Stated task: List each line of the data that holds the string "Modeling".

== Excerpted records

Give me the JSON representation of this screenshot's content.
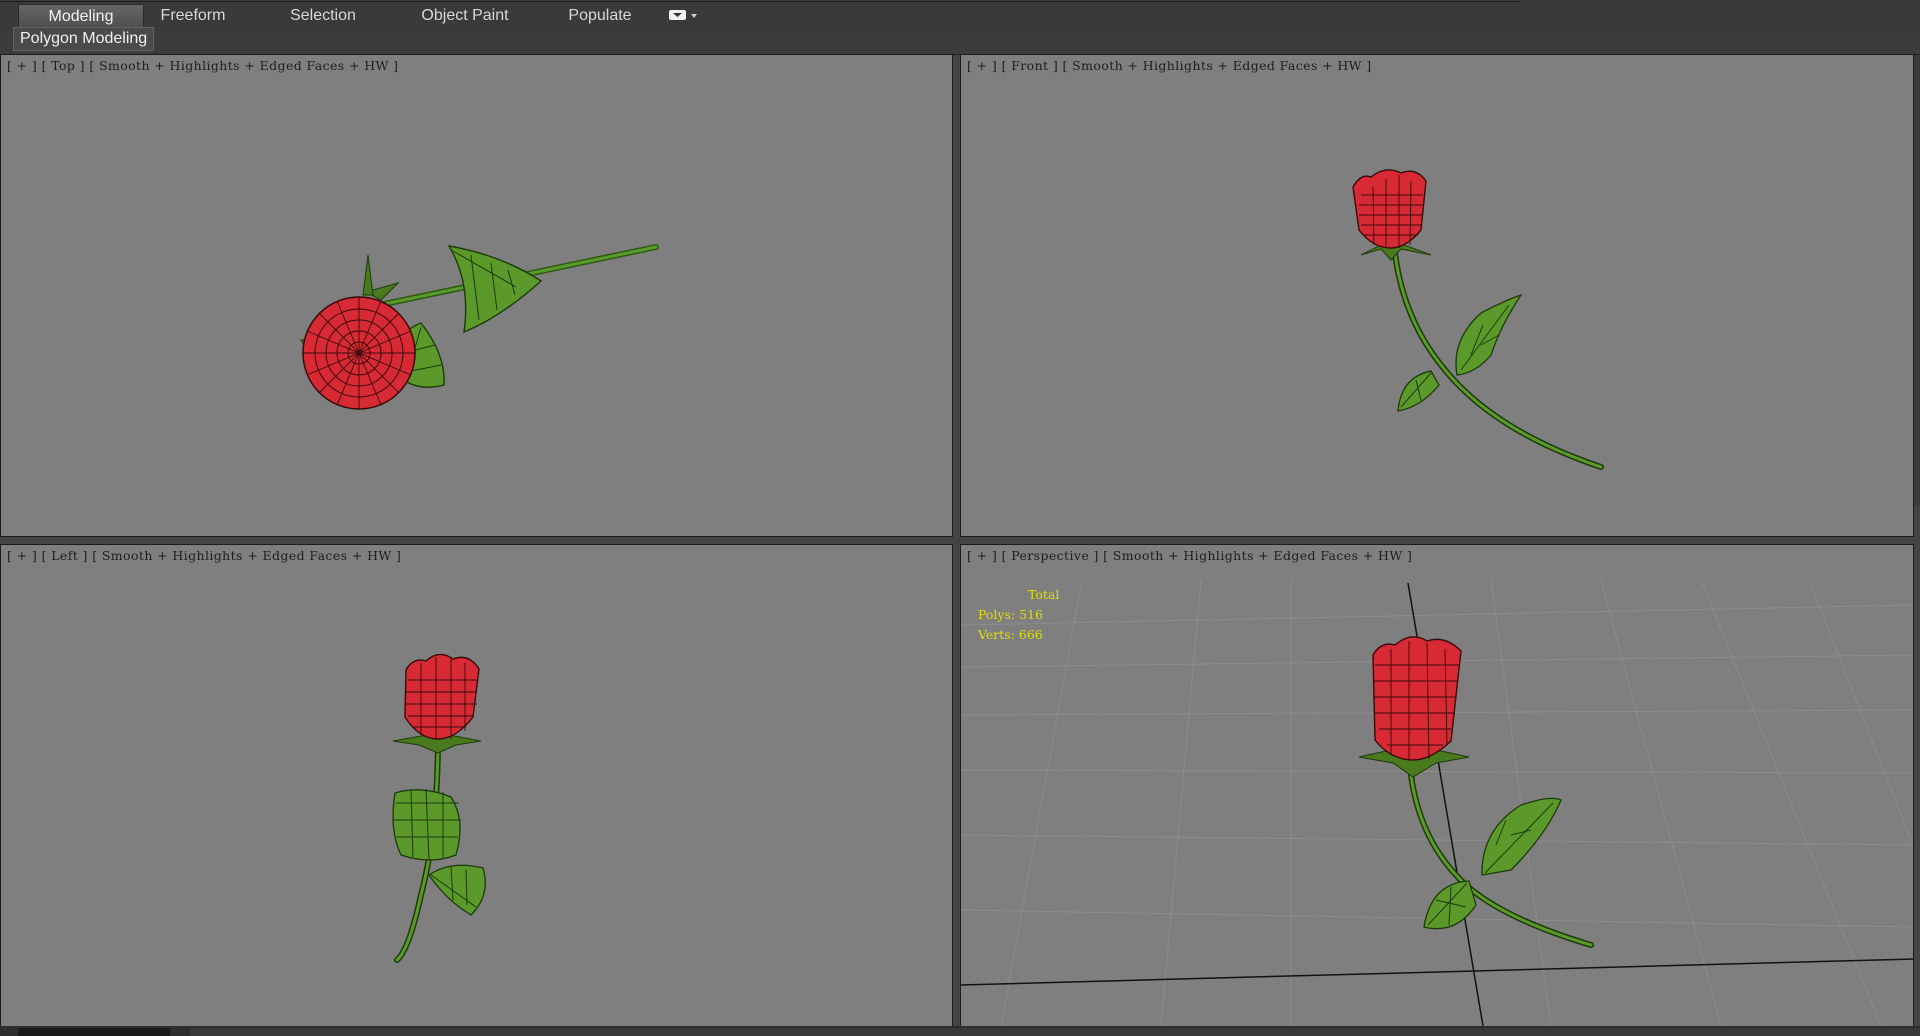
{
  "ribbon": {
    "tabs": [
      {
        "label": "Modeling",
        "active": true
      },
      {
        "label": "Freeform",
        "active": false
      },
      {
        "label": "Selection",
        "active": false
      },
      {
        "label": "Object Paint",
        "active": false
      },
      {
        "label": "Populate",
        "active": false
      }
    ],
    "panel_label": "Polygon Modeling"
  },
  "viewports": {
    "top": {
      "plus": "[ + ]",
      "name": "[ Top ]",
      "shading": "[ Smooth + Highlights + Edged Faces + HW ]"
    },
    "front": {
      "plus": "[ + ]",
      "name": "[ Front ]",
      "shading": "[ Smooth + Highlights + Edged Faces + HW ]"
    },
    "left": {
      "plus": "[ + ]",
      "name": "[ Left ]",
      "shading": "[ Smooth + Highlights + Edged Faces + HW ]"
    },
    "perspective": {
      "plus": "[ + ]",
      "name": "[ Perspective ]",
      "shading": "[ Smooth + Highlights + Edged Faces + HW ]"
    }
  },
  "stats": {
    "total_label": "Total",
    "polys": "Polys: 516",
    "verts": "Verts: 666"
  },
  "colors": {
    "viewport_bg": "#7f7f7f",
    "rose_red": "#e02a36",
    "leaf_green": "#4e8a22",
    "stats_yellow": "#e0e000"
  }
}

====

Response below:
        "label": "Modeling",
    "panel_label": "Polygon Modeling"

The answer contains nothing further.